> _Task instructions_:
Repeat every line of the entries below word for word, leaving out the pictures.

***** Supplied material

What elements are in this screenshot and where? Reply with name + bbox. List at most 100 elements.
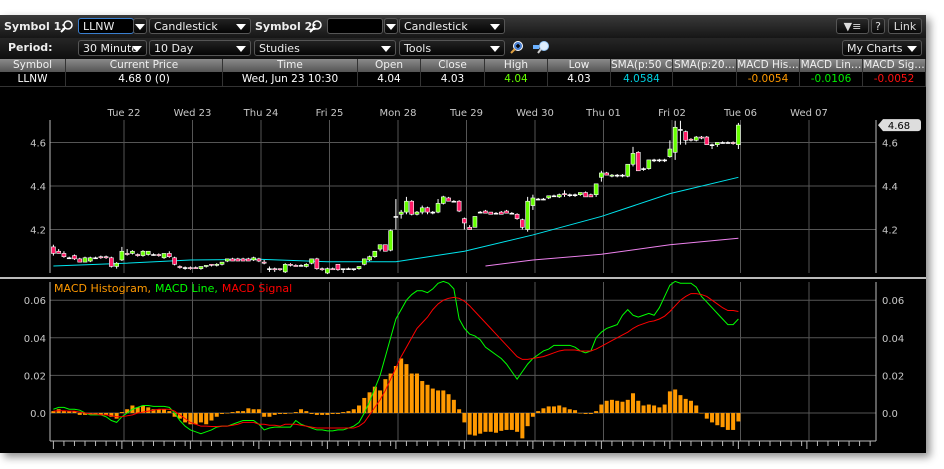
interval-value: 30 Minute <box>83 42 139 55</box>
histogram-bar <box>404 364 409 413</box>
histogram-bar <box>551 406 556 413</box>
candle <box>520 218 525 230</box>
candle <box>488 211 494 215</box>
candle-body <box>98 256 104 259</box>
candle-body <box>678 129 683 131</box>
candle <box>688 138 694 142</box>
candle-body <box>367 256 372 261</box>
candle <box>709 143 715 150</box>
zoom-out-icon[interactable] <box>532 40 550 54</box>
candle-body <box>551 195 557 198</box>
candle <box>156 253 162 257</box>
candle <box>609 174 615 178</box>
candle-body <box>82 257 88 263</box>
candle <box>219 261 225 266</box>
histogram-bar <box>409 373 414 413</box>
symbol-toolbar: Symbol 1: LLNW Candlestick Symbol 2: Can… <box>0 15 926 49</box>
chart-area[interactable]: 4.2 4.2 4.4 4.4 4.6 4.6 Tue 22 Wed 23 Thu 24 Fri … <box>0 86 926 453</box>
candle-body <box>614 174 620 177</box>
column-header[interactable]: Close <box>421 59 485 72</box>
column-header[interactable]: SMA(p:50 C) <box>611 59 673 72</box>
candle-body <box>356 266 362 269</box>
macd-signal-line <box>53 293 739 429</box>
candle <box>625 163 631 178</box>
candle <box>530 194 536 210</box>
legend-entry: MACD Line, <box>155 282 218 295</box>
candle-body <box>683 131 689 141</box>
chart-type1-select[interactable]: Candlestick <box>149 18 251 34</box>
candle-body <box>235 258 241 262</box>
symbol2-dropdown-button[interactable] <box>384 18 398 34</box>
histogram-bar <box>483 413 488 432</box>
candle <box>119 246 125 262</box>
column-header[interactable]: Open <box>358 59 421 72</box>
column-header[interactable]: MACD His… <box>737 59 800 72</box>
column-header[interactable]: Symbol <box>0 59 66 72</box>
tools-value: Tools <box>404 42 432 55</box>
candle <box>567 193 573 197</box>
column-header[interactable]: Current Price <box>66 59 223 72</box>
histogram-bar <box>715 413 720 426</box>
quote-table-row[interactable]: LLNW 4.68 0 (0) Wed, Jun 23 10:30 4.04 4.03 4… <box>0 72 926 87</box>
candle-body <box>493 212 499 215</box>
candle-body <box>240 258 246 262</box>
candle-body <box>114 262 119 267</box>
candle-body <box>630 153 636 165</box>
candle-body <box>87 257 93 262</box>
interval-select[interactable]: 30 Minute <box>78 40 147 56</box>
candle <box>209 264 214 267</box>
column-header[interactable]: SMA(p:20… <box>673 59 737 72</box>
symbol1-dropdown-button[interactable] <box>133 18 147 34</box>
candle <box>340 268 346 273</box>
help-button[interactable]: ? <box>871 18 885 34</box>
link-button[interactable]: Link 1 <box>888 18 922 49</box>
histogram-bar <box>251 409 256 413</box>
studies-select[interactable]: Studies <box>254 40 396 56</box>
column-header[interactable]: MACD Sig… <box>863 59 926 72</box>
histogram-bar <box>83 413 88 415</box>
my-charts-select[interactable]: My Charts <box>842 40 922 56</box>
histogram-bar <box>293 412 298 413</box>
candle-body <box>203 265 209 267</box>
candle-body <box>693 136 699 141</box>
date-label: Thu 01 <box>585 108 621 119</box>
candle-body <box>414 211 420 215</box>
search-icon[interactable] <box>60 19 74 33</box>
column-header[interactable]: High <box>485 59 548 72</box>
histogram-bar <box>346 411 351 413</box>
histogram-bar <box>625 399 630 413</box>
zoom-in-icon[interactable] <box>510 40 524 54</box>
candle <box>583 191 588 198</box>
chevron-down-icon <box>135 24 145 30</box>
column-header[interactable]: MACD Lin… <box>800 59 863 72</box>
histogram-bar <box>536 411 541 413</box>
histogram-bar <box>383 379 388 413</box>
candle <box>203 265 209 268</box>
macd-histogram <box>51 358 741 439</box>
menu-button[interactable]: ▼≡ <box>836 18 869 34</box>
histogram-bar <box>183 413 188 423</box>
histogram-bar <box>146 407 151 413</box>
tools-select[interactable]: Tools <box>399 40 505 56</box>
column-header[interactable]: Time <box>223 59 358 72</box>
column-header[interactable]: Low <box>548 59 611 72</box>
candle-body <box>198 266 204 269</box>
histogram-bar <box>588 413 593 414</box>
histogram-bar <box>710 413 715 423</box>
symbol2-input[interactable] <box>327 18 383 34</box>
symbol1-input[interactable]: LLNW <box>78 18 134 34</box>
candle <box>261 259 267 265</box>
histogram-bar <box>667 391 672 413</box>
candle <box>462 217 467 230</box>
range-select[interactable]: 10 Day <box>149 40 251 56</box>
histogram-bar <box>299 409 304 413</box>
histogram-bar <box>736 413 741 422</box>
histogram-bar <box>573 410 578 413</box>
candle-body <box>230 258 235 262</box>
candle <box>351 268 357 271</box>
histogram-bar <box>241 411 246 413</box>
candle-body <box>504 210 509 214</box>
search-icon[interactable] <box>309 19 323 33</box>
chart-type2-select[interactable]: Candlestick <box>399 18 505 34</box>
histogram-bar <box>225 413 230 414</box>
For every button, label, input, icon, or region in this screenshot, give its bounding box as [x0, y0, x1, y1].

**********

> _Answer to the exercise_:
What elements are in this screenshot and where? Reply with name + bbox. List at most 100 elements.
interval-value: 30 Minute <box>83 42 139 55</box>
histogram-bar <box>404 364 409 413</box>
histogram-bar <box>551 406 556 413</box>
candle <box>520 218 525 230</box>
candle <box>488 211 494 215</box>
candle-body <box>98 256 104 259</box>
candle-body <box>678 129 683 131</box>
candle <box>688 138 694 142</box>
candle-body <box>367 256 372 261</box>
candle <box>709 143 715 150</box>
zoom-out-icon[interactable] <box>532 40 550 54</box>
candle-body <box>551 195 557 198</box>
candle <box>156 253 162 257</box>
candle <box>609 174 615 178</box>
candle-body <box>82 257 88 263</box>
candle <box>219 261 225 266</box>
histogram-bar <box>409 373 414 413</box>
symbol-toolbar: Symbol 1: LLNW Candlestick Symbol 2: Can… <box>0 15 926 49</box>
chart-area[interactable]: 4.2 4.2 4.4 4.4 4.6 4.6 Tue 22 Wed 23 Thu 24 Fri … <box>0 86 926 453</box>
candle-body <box>614 174 620 177</box>
column-header[interactable]: Close <box>421 59 485 72</box>
column-header[interactable]: SMA(p:50 C) <box>611 59 673 72</box>
candle-body <box>356 266 362 269</box>
macd-signal-line <box>53 293 739 429</box>
candle <box>625 163 631 178</box>
candle <box>530 194 536 210</box>
legend-entry: MACD Line, <box>155 282 218 295</box>
candle-body <box>683 131 689 141</box>
chart-type1-select[interactable]: Candlestick <box>149 18 251 34</box>
candle-body <box>235 258 241 262</box>
symbol2-dropdown-button[interactable] <box>384 18 398 34</box>
histogram-bar <box>483 413 488 432</box>
candle <box>119 246 125 262</box>
column-header[interactable]: Open <box>358 59 421 72</box>
column-header[interactable]: MACD His… <box>737 59 800 72</box>
column-header[interactable]: Symbol <box>0 59 66 72</box>
tools-value: Tools <box>404 42 432 55</box>
candle <box>567 193 573 197</box>
column-header[interactable]: Current Price <box>66 59 223 72</box>
histogram-bar <box>715 413 720 426</box>
quote-table-row[interactable]: LLNW 4.68 0 (0) Wed, Jun 23 10:30 4.04 4.03 4… <box>0 72 926 87</box>
candle-body <box>493 212 499 215</box>
candle-body <box>240 258 246 262</box>
candle-body <box>114 262 119 267</box>
candle-body <box>630 153 636 165</box>
candle-body <box>87 257 93 262</box>
interval-select[interactable]: 30 Minute <box>78 40 147 56</box>
candle <box>209 264 214 267</box>
column-header[interactable]: SMA(p:20… <box>673 59 737 72</box>
symbol1-dropdown-button[interactable] <box>133 18 147 34</box>
candle <box>340 268 346 273</box>
help-button[interactable]: ? <box>871 18 885 34</box>
link-button[interactable]: Link 1 <box>888 18 922 49</box>
histogram-bar <box>251 409 256 413</box>
studies-select[interactable]: Studies <box>254 40 396 56</box>
column-header[interactable]: MACD Sig… <box>863 59 926 72</box>
histogram-bar <box>83 413 88 415</box>
my-charts-select[interactable]: My Charts <box>842 40 922 56</box>
histogram-bar <box>293 412 298 413</box>
candle-body <box>203 265 209 267</box>
candle-body <box>693 136 699 141</box>
date-label: Thu 01 <box>585 108 621 119</box>
candle-body <box>414 211 420 215</box>
search-icon[interactable] <box>60 19 74 33</box>
column-header[interactable]: High <box>485 59 548 72</box>
histogram-bar <box>346 411 351 413</box>
histogram-bar <box>625 399 630 413</box>
zoom-in-icon[interactable] <box>510 40 524 54</box>
candle <box>583 191 588 198</box>
chevron-down-icon <box>135 24 145 30</box>
column-header[interactable]: MACD Lin… <box>800 59 863 72</box>
histogram-bar <box>536 411 541 413</box>
histogram-bar <box>383 379 388 413</box>
candle <box>203 265 209 268</box>
macd-histogram <box>51 358 741 439</box>
menu-button[interactable]: ▼≡ <box>836 18 869 34</box>
histogram-bar <box>183 413 188 423</box>
histogram-bar <box>146 407 151 413</box>
tools-select[interactable]: Tools <box>399 40 505 56</box>
column-header[interactable]: Time <box>223 59 358 72</box>
column-header[interactable]: Low <box>548 59 611 72</box>
candle-body <box>198 266 204 269</box>
histogram-bar <box>588 413 593 414</box>
histogram-bar <box>710 413 715 423</box>
symbol2-input[interactable] <box>327 18 383 34</box>
symbol1-input[interactable]: LLNW <box>78 18 134 34</box>
candle <box>261 259 267 265</box>
histogram-bar <box>667 391 672 413</box>
candle <box>462 217 467 230</box>
range-select[interactable]: 10 Day <box>149 40 251 56</box>
histogram-bar <box>299 409 304 413</box>
histogram-bar <box>736 413 741 422</box>
histogram-bar <box>573 410 578 413</box>
candle-body <box>230 258 235 262</box>
candle <box>351 268 357 271</box>
histogram-bar <box>241 411 246 413</box>
candle-body <box>504 210 509 214</box>
search-icon[interactable] <box>309 19 323 33</box>
chart-type2-select[interactable]: Candlestick <box>399 18 505 34</box>
histogram-bar <box>225 413 230 414</box>
For every button, label, input, icon, or region in this screenshot, give its bounding box as [x0, y0, x1, y1].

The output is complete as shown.